# start of MATERIAL PROVIDED

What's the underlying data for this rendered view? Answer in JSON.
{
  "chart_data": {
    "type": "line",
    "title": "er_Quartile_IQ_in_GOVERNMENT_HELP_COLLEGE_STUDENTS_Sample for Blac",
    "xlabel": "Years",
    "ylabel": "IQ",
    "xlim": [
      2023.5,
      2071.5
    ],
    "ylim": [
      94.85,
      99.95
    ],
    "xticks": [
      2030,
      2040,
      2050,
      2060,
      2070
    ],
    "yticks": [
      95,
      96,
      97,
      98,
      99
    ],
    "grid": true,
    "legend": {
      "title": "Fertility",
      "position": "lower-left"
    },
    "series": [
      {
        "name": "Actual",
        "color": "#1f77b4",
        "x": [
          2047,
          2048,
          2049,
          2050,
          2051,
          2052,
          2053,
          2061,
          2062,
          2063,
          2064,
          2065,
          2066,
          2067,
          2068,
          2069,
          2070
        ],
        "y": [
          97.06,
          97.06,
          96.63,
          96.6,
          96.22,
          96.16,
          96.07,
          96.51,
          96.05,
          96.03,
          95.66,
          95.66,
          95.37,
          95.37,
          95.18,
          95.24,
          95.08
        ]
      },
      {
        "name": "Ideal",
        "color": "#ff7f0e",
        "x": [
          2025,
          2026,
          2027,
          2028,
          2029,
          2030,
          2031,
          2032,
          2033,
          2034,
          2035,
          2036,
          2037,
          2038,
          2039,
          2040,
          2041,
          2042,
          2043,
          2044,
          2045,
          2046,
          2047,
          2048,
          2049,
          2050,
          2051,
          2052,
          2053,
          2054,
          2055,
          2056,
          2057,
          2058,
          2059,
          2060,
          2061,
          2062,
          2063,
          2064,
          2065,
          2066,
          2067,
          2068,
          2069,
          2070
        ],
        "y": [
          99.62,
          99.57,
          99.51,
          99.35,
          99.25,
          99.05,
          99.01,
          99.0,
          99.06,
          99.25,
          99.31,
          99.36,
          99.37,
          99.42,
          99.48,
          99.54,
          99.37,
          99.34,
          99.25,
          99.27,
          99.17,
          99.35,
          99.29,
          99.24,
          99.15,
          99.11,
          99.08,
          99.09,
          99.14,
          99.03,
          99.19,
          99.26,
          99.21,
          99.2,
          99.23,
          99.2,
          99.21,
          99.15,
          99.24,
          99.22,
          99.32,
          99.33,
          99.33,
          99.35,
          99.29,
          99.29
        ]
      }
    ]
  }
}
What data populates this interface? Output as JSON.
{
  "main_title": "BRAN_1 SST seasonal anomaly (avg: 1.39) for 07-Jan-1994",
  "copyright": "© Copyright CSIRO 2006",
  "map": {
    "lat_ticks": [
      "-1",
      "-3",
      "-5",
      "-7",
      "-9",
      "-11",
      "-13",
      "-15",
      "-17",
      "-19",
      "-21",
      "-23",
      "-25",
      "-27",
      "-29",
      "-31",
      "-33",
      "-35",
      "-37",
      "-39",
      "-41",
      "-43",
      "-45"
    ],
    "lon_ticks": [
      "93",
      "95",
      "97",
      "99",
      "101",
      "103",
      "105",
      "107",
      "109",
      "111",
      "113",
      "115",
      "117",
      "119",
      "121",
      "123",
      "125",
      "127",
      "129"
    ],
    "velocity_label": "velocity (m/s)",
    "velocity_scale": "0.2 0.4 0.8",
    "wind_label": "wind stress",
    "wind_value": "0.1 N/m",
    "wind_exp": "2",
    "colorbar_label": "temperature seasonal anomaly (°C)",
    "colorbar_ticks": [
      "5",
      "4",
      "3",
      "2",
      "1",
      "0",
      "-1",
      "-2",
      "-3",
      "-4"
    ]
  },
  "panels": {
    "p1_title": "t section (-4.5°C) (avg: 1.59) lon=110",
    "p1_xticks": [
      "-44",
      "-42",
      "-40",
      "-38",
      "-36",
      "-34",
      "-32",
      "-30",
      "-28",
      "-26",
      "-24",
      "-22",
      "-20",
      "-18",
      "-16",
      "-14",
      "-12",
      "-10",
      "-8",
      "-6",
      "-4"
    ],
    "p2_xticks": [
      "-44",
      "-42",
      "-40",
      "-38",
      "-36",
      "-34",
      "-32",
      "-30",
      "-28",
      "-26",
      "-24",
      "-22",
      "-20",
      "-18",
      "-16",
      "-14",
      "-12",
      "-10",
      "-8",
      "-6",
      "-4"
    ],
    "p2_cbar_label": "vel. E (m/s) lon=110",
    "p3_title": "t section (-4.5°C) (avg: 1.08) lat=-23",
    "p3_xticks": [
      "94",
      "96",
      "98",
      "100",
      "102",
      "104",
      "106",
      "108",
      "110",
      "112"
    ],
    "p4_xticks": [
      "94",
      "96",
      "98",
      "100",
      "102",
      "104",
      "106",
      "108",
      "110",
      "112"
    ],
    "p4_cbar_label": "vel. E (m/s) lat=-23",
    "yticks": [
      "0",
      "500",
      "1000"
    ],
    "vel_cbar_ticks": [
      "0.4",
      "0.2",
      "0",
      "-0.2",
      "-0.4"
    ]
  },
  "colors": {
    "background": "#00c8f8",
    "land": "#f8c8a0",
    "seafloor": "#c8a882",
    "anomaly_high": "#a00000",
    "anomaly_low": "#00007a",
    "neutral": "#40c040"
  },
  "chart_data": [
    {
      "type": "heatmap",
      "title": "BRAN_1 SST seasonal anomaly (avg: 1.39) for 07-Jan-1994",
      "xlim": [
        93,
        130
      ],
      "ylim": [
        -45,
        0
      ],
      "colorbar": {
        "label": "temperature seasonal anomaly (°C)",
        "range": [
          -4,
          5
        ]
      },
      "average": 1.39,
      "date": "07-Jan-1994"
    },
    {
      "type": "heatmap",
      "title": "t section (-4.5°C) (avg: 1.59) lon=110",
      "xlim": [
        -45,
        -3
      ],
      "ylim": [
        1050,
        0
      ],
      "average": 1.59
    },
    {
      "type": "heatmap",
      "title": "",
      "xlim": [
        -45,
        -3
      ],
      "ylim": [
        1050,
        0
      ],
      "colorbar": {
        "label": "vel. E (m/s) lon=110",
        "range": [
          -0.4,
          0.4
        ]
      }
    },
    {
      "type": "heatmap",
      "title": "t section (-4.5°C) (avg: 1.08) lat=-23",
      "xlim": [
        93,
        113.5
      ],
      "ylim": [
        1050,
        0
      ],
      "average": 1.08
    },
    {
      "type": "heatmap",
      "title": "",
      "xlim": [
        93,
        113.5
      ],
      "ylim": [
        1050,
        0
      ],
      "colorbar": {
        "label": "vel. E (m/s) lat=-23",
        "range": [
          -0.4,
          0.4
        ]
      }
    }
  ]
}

# end of MATERIAL PROVIDED

#### EXERCISE DIRECTIONS:
Quote every entry exactly.

#### EXERCISE OUTPUT:
What's the underlying data for this rendered view? Answer in JSON.
{
  "chart_data": {
    "type": "line",
    "title": "er_Quartile_IQ_in_GOVERNMENT_HELP_COLLEGE_STUDENTS_Sample for Blac",
    "xlabel": "Years",
    "ylabel": "IQ",
    "xlim": [
      2023.5,
      2071.5
    ],
    "ylim": [
      94.85,
      99.95
    ],
    "xticks": [
      2030,
      2040,
      2050,
      2060,
      2070
    ],
    "yticks": [
      95,
      96,
      97,
      98,
      99
    ],
    "grid": true,
    "legend": {
      "title": "Fertility",
      "position": "lower-left"
    },
    "series": [
      {
        "name": "Actual",
        "color": "#1f77b4",
        "x": [
          2047,
          2048,
          2049,
          2050,
          2051,
          2052,
          2053,
          2061,
          2062,
          2063,
          2064,
          2065,
          2066,
          2067,
          2068,
          2069,
          2070
        ],
        "y": [
          97.06,
          97.06,
          96.63,
          96.6,
          96.22,
          96.16,
          96.07,
          96.51,
          96.05,
          96.03,
          95.66,
          95.66,
          95.37,
          95.37,
          95.18,
          95.24,
          95.08
        ]
      },
      {
        "name": "Ideal",
        "color": "#ff7f0e",
        "x": [
          2025,
          2026,
          2027,
          2028,
          2029,
          2030,
          2031,
          2032,
          2033,
          2034,
          2035,
          2036,
          2037,
          2038,
          2039,
          2040,
          2041,
          2042,
          2043,
          2044,
          2045,
          2046,
          2047,
          2048,
          2049,
          2050,
          2051,
          2052,
          2053,
          2054,
          2055,
          2056,
          2057,
          2058,
          2059,
          2060,
          2061,
          2062,
          2063,
          2064,
          2065,
          2066,
          2067,
          2068,
          2069,
          2070
        ],
        "y": [
          99.62,
          99.57,
          99.51,
          99.35,
          99.25,
          99.05,
          99.01,
          99.0,
          99.06,
          99.25,
          99.31,
          99.36,
          99.37,
          99.42,
          99.48,
          99.54,
          99.37,
          99.34,
          99.25,
          99.27,
          99.17,
          99.35,
          99.29,
          99.24,
          99.15,
          99.11,
          99.08,
          99.09,
          99.14,
          99.03,
          99.19,
          99.26,
          99.21,
          99.2,
          99.23,
          99.2,
          99.21,
          99.15,
          99.24,
          99.22,
          99.32,
          99.33,
          99.33,
          99.35,
          99.29,
          99.29
        ]
      }
    ]
  }
}
What data populates this interface? Output as JSON.
{
  "main_title": "BRAN_1 SST seasonal anomaly (avg: 1.39) for 07-Jan-1994",
  "copyright": "© Copyright CSIRO 2006",
  "map": {
    "lat_ticks": [
      "-1",
      "-3",
      "-5",
      "-7",
      "-9",
      "-11",
      "-13",
      "-15",
      "-17",
      "-19",
      "-21",
      "-23",
      "-25",
      "-27",
      "-29",
      "-31",
      "-33",
      "-35",
      "-37",
      "-39",
      "-41",
      "-43",
      "-45"
    ],
    "lon_ticks": [
      "93",
      "95",
      "97",
      "99",
      "101",
      "103",
      "105",
      "107",
      "109",
      "111",
      "113",
      "115",
      "117",
      "119",
      "121",
      "123",
      "125",
      "127",
      "129"
    ],
    "velocity_label": "velocity (m/s)",
    "velocity_scale": "0.2 0.4 0.8",
    "wind_label": "wind stress",
    "wind_value": "0.1 N/m",
    "wind_exp": "2",
    "colorbar_label": "temperature seasonal anomaly (°C)",
    "colorbar_ticks": [
      "5",
      "4",
      "3",
      "2",
      "1",
      "0",
      "-1",
      "-2",
      "-3",
      "-4"
    ]
  },
  "panels": {
    "p1_title": "t section (-4.5°C) (avg: 1.59) lon=110",
    "p1_xticks": [
      "-44",
      "-42",
      "-40",
      "-38",
      "-36",
      "-34",
      "-32",
      "-30",
      "-28",
      "-26",
      "-24",
      "-22",
      "-20",
      "-18",
      "-16",
      "-14",
      "-12",
      "-10",
      "-8",
      "-6",
      "-4"
    ],
    "p2_xticks": [
      "-44",
      "-42",
      "-40",
      "-38",
      "-36",
      "-34",
      "-32",
      "-30",
      "-28",
      "-26",
      "-24",
      "-22",
      "-20",
      "-18",
      "-16",
      "-14",
      "-12",
      "-10",
      "-8",
      "-6",
      "-4"
    ],
    "p2_cbar_label": "vel. E (m/s) lon=110",
    "p3_title": "t section (-4.5°C) (avg: 1.08) lat=-23",
    "p3_xticks": [
      "94",
      "96",
      "98",
      "100",
      "102",
      "104",
      "106",
      "108",
      "110",
      "112"
    ],
    "p4_xticks": [
      "94",
      "96",
      "98",
      "100",
      "102",
      "104",
      "106",
      "108",
      "110",
      "112"
    ],
    "p4_cbar_label": "vel. E (m/s) lat=-23",
    "yticks": [
      "0",
      "500",
      "1000"
    ],
    "vel_cbar_ticks": [
      "0.4",
      "0.2",
      "0",
      "-0.2",
      "-0.4"
    ]
  },
  "colors": {
    "background": "#00c8f8",
    "land": "#f8c8a0",
    "seafloor": "#c8a882",
    "anomaly_high": "#a00000",
    "anomaly_low": "#00007a",
    "neutral": "#40c040"
  },
  "chart_data": [
    {
      "type": "heatmap",
      "title": "BRAN_1 SST seasonal anomaly (avg: 1.39) for 07-Jan-1994",
      "xlim": [
        93,
        130
      ],
      "ylim": [
        -45,
        0
      ],
      "colorbar": {
        "label": "temperature seasonal anomaly (°C)",
        "range": [
          -4,
          5
        ]
      },
      "average": 1.39,
      "date": "07-Jan-1994"
    },
    {
      "type": "heatmap",
      "title": "t section (-4.5°C) (avg: 1.59) lon=110",
      "xlim": [
        -45,
        -3
      ],
      "ylim": [
        1050,
        0
      ],
      "average": 1.59
    },
    {
      "type": "heatmap",
      "title": "",
      "xlim": [
        -45,
        -3
      ],
      "ylim": [
        1050,
        0
      ],
      "colorbar": {
        "label": "vel. E (m/s) lon=110",
        "range": [
          -0.4,
          0.4
        ]
      }
    },
    {
      "type": "heatmap",
      "title": "t section (-4.5°C) (avg: 1.08) lat=-23",
      "xlim": [
        93,
        113.5
      ],
      "ylim": [
        1050,
        0
      ],
      "average": 1.08
    },
    {
      "type": "heatmap",
      "title": "",
      "xlim": [
        93,
        113.5
      ],
      "ylim": [
        1050,
        0
      ],
      "colorbar": {
        "label": "vel. E (m/s) lat=-23",
        "range": [
          -0.4,
          0.4
        ]
      }
    }
  ]
}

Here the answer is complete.